-- begin --

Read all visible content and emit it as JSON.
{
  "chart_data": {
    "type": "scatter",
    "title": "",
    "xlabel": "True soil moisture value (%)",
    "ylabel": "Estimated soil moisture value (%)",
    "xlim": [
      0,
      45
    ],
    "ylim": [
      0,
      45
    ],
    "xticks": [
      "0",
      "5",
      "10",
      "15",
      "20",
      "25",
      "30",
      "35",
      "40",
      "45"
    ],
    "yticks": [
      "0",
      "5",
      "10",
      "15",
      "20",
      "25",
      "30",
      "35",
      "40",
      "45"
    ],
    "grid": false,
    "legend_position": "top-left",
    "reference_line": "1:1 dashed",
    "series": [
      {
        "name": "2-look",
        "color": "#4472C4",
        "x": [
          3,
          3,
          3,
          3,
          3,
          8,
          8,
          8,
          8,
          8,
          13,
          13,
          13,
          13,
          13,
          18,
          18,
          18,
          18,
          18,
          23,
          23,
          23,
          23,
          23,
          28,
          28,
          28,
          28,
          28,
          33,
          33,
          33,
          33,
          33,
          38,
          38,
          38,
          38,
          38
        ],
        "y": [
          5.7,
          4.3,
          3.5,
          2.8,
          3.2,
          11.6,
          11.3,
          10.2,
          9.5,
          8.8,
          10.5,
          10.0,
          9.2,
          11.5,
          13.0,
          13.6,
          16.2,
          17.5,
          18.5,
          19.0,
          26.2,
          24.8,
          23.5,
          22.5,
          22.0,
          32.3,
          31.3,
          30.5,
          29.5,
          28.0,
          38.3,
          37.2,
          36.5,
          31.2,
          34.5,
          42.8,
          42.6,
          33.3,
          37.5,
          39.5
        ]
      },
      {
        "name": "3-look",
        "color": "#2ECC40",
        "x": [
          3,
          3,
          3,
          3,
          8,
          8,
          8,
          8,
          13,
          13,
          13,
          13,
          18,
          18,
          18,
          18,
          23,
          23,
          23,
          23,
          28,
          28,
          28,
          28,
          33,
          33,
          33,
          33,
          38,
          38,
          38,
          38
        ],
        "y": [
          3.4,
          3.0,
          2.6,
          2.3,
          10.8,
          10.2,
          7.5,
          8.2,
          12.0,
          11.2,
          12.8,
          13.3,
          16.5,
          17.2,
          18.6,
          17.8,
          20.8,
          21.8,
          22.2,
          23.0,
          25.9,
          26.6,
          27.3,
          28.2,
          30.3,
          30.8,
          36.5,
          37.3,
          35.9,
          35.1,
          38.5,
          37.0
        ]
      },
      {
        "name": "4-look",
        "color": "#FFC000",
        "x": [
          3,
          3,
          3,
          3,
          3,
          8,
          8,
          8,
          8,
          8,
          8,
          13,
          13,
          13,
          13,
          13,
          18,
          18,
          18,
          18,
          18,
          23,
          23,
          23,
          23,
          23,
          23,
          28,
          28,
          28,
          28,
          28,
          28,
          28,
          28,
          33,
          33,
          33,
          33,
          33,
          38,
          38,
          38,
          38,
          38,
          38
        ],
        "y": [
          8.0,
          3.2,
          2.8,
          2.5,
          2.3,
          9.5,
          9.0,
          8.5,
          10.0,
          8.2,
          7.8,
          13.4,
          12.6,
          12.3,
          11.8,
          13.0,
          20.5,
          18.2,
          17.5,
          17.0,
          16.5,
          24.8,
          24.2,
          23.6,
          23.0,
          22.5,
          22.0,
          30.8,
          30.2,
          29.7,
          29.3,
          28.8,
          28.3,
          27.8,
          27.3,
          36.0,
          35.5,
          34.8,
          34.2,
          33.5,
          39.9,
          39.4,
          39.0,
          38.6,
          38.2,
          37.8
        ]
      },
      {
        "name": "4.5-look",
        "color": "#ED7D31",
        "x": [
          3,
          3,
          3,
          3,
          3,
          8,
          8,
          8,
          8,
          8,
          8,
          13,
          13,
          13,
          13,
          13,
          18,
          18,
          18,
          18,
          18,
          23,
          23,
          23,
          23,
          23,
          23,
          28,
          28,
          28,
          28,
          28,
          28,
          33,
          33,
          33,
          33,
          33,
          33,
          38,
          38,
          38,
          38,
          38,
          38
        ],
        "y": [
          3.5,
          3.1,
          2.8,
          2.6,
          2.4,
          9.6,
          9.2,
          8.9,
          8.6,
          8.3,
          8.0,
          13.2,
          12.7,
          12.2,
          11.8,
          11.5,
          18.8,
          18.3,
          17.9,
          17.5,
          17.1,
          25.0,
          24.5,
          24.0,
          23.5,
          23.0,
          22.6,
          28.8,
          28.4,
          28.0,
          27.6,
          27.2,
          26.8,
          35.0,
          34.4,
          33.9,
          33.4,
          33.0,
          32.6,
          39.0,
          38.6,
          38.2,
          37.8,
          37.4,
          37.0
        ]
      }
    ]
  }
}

-- end --

> **Written problem**: Faithfully transcribe the whole of the data.

> **The answer**:
Read all visible content and emit it as JSON.
{
  "chart_data": {
    "type": "scatter",
    "title": "",
    "xlabel": "True soil moisture value (%)",
    "ylabel": "Estimated soil moisture value (%)",
    "xlim": [
      0,
      45
    ],
    "ylim": [
      0,
      45
    ],
    "xticks": [
      "0",
      "5",
      "10",
      "15",
      "20",
      "25",
      "30",
      "35",
      "40",
      "45"
    ],
    "yticks": [
      "0",
      "5",
      "10",
      "15",
      "20",
      "25",
      "30",
      "35",
      "40",
      "45"
    ],
    "grid": false,
    "legend_position": "top-left",
    "reference_line": "1:1 dashed",
    "series": [
      {
        "name": "2-look",
        "color": "#4472C4",
        "x": [
          3,
          3,
          3,
          3,
          3,
          8,
          8,
          8,
          8,
          8,
          13,
          13,
          13,
          13,
          13,
          18,
          18,
          18,
          18,
          18,
          23,
          23,
          23,
          23,
          23,
          28,
          28,
          28,
          28,
          28,
          33,
          33,
          33,
          33,
          33,
          38,
          38,
          38,
          38,
          38
        ],
        "y": [
          5.7,
          4.3,
          3.5,
          2.8,
          3.2,
          11.6,
          11.3,
          10.2,
          9.5,
          8.8,
          10.5,
          10.0,
          9.2,
          11.5,
          13.0,
          13.6,
          16.2,
          17.5,
          18.5,
          19.0,
          26.2,
          24.8,
          23.5,
          22.5,
          22.0,
          32.3,
          31.3,
          30.5,
          29.5,
          28.0,
          38.3,
          37.2,
          36.5,
          31.2,
          34.5,
          42.8,
          42.6,
          33.3,
          37.5,
          39.5
        ]
      },
      {
        "name": "3-look",
        "color": "#2ECC40",
        "x": [
          3,
          3,
          3,
          3,
          8,
          8,
          8,
          8,
          13,
          13,
          13,
          13,
          18,
          18,
          18,
          18,
          23,
          23,
          23,
          23,
          28,
          28,
          28,
          28,
          33,
          33,
          33,
          33,
          38,
          38,
          38,
          38
        ],
        "y": [
          3.4,
          3.0,
          2.6,
          2.3,
          10.8,
          10.2,
          7.5,
          8.2,
          12.0,
          11.2,
          12.8,
          13.3,
          16.5,
          17.2,
          18.6,
          17.8,
          20.8,
          21.8,
          22.2,
          23.0,
          25.9,
          26.6,
          27.3,
          28.2,
          30.3,
          30.8,
          36.5,
          37.3,
          35.9,
          35.1,
          38.5,
          37.0
        ]
      },
      {
        "name": "4-look",
        "color": "#FFC000",
        "x": [
          3,
          3,
          3,
          3,
          3,
          8,
          8,
          8,
          8,
          8,
          8,
          13,
          13,
          13,
          13,
          13,
          18,
          18,
          18,
          18,
          18,
          23,
          23,
          23,
          23,
          23,
          23,
          28,
          28,
          28,
          28,
          28,
          28,
          28,
          28,
          33,
          33,
          33,
          33,
          33,
          38,
          38,
          38,
          38,
          38,
          38
        ],
        "y": [
          8.0,
          3.2,
          2.8,
          2.5,
          2.3,
          9.5,
          9.0,
          8.5,
          10.0,
          8.2,
          7.8,
          13.4,
          12.6,
          12.3,
          11.8,
          13.0,
          20.5,
          18.2,
          17.5,
          17.0,
          16.5,
          24.8,
          24.2,
          23.6,
          23.0,
          22.5,
          22.0,
          30.8,
          30.2,
          29.7,
          29.3,
          28.8,
          28.3,
          27.8,
          27.3,
          36.0,
          35.5,
          34.8,
          34.2,
          33.5,
          39.9,
          39.4,
          39.0,
          38.6,
          38.2,
          37.8
        ]
      },
      {
        "name": "4.5-look",
        "color": "#ED7D31",
        "x": [
          3,
          3,
          3,
          3,
          3,
          8,
          8,
          8,
          8,
          8,
          8,
          13,
          13,
          13,
          13,
          13,
          18,
          18,
          18,
          18,
          18,
          23,
          23,
          23,
          23,
          23,
          23,
          28,
          28,
          28,
          28,
          28,
          28,
          33,
          33,
          33,
          33,
          33,
          33,
          38,
          38,
          38,
          38,
          38,
          38
        ],
        "y": [
          3.5,
          3.1,
          2.8,
          2.6,
          2.4,
          9.6,
          9.2,
          8.9,
          8.6,
          8.3,
          8.0,
          13.2,
          12.7,
          12.2,
          11.8,
          11.5,
          18.8,
          18.3,
          17.9,
          17.5,
          17.1,
          25.0,
          24.5,
          24.0,
          23.5,
          23.0,
          22.6,
          28.8,
          28.4,
          28.0,
          27.6,
          27.2,
          26.8,
          35.0,
          34.4,
          33.9,
          33.4,
          33.0,
          32.6,
          39.0,
          38.6,
          38.2,
          37.8,
          37.4,
          37.0
        ]
      }
    ]
  }
}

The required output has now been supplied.